* Set problem *
Pick out every line in the data below that holds "name".

— BEGIN Entries —

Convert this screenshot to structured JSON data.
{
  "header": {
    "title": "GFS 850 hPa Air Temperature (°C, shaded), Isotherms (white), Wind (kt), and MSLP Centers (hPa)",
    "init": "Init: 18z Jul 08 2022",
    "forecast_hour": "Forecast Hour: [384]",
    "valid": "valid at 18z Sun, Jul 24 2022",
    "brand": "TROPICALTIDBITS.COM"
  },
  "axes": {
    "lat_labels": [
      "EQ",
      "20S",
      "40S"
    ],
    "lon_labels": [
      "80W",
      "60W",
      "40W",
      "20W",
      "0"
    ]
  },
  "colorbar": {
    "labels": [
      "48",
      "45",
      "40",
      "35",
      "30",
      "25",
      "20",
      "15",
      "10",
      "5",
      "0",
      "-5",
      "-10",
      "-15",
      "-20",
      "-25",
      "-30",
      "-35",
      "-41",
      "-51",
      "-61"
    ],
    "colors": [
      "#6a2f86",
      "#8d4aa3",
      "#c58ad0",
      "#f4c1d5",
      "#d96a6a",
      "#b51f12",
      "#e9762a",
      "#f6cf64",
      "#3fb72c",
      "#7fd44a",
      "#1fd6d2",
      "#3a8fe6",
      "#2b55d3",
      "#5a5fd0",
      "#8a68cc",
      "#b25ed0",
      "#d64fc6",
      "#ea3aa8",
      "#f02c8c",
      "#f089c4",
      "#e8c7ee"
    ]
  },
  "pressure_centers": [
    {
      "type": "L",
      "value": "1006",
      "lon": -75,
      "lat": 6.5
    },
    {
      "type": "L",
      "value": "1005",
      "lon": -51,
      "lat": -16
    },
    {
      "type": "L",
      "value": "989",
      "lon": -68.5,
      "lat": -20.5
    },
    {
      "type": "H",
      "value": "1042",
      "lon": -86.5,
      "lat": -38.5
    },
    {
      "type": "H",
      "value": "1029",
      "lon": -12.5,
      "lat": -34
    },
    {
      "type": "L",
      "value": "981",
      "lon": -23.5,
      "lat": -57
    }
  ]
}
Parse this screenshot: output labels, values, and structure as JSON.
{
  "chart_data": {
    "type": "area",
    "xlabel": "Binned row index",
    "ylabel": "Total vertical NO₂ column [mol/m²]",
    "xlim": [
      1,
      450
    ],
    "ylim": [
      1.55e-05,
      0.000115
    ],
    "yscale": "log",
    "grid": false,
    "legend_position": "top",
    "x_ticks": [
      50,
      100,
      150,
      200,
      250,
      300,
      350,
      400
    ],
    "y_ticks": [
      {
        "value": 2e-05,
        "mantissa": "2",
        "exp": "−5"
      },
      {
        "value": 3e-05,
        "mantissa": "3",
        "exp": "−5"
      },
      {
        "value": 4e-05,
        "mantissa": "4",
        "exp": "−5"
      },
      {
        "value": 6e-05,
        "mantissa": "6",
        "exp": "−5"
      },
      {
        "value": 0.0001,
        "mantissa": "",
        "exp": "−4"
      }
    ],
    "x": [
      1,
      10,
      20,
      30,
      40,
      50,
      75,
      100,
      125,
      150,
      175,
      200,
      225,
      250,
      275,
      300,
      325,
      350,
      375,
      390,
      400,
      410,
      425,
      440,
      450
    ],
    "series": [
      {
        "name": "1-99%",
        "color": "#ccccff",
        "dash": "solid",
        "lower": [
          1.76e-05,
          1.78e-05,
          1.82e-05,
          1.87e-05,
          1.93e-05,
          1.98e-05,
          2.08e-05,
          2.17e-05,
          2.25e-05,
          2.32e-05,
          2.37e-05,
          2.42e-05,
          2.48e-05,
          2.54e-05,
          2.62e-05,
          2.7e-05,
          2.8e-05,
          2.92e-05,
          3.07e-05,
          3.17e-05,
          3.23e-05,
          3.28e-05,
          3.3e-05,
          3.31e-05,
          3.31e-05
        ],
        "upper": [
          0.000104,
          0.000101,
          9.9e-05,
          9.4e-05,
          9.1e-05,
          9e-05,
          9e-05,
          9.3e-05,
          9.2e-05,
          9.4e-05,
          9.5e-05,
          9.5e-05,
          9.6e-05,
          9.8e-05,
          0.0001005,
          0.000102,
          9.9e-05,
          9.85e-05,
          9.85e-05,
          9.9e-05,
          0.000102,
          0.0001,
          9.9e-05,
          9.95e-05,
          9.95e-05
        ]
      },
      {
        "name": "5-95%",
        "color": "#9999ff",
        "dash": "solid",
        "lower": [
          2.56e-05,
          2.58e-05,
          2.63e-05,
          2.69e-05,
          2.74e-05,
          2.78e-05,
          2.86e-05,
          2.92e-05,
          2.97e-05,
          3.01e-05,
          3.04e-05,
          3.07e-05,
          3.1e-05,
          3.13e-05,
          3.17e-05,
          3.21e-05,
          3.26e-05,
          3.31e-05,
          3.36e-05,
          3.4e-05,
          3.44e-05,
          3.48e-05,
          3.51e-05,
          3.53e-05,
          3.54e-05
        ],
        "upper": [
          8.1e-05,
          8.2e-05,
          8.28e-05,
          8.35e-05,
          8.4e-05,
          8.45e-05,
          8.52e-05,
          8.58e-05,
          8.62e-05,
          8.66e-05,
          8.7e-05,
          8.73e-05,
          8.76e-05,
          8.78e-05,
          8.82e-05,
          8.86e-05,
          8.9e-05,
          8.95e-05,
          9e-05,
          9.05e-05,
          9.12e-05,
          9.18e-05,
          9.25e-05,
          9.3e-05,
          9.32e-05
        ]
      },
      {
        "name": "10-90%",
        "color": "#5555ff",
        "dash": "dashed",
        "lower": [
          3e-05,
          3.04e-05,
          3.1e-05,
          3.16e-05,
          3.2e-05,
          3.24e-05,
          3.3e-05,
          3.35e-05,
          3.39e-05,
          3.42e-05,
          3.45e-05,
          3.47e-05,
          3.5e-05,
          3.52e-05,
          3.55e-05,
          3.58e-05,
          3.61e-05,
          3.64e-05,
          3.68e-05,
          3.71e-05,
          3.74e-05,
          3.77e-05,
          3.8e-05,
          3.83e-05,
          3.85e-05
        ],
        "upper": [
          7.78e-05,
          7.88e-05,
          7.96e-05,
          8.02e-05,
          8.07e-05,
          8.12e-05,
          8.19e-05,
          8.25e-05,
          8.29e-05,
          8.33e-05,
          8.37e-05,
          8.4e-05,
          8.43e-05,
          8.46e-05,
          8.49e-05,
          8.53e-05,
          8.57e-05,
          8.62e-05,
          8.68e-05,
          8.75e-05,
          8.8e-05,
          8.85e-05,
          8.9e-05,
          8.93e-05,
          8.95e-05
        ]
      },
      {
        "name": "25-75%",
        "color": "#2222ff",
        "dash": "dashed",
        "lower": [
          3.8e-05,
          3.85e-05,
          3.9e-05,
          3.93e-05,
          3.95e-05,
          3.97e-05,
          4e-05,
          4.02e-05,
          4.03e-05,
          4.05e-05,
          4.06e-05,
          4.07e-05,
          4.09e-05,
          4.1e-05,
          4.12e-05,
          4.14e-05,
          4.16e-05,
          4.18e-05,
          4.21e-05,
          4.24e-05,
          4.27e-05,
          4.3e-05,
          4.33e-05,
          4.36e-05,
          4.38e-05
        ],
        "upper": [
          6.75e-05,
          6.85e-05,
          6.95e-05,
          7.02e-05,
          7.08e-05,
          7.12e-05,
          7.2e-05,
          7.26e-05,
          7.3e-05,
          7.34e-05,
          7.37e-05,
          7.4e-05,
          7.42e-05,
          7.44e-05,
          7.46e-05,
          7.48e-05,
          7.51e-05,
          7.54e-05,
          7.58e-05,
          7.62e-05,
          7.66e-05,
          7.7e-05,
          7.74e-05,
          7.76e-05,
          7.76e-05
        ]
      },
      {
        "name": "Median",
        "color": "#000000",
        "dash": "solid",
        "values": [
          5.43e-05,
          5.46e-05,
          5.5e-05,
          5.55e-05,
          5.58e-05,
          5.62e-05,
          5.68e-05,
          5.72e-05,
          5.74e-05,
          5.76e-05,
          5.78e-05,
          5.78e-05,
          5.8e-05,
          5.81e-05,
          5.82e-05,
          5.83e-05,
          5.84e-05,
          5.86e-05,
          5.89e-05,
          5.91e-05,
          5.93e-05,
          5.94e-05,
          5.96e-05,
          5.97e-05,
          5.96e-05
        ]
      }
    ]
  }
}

— END Entries —

* Expected answer *
        "name": "1-99%",
        "name": "5-95%",
        "name": "10-90%",
        "name": "25-75%",
        "name": "Median",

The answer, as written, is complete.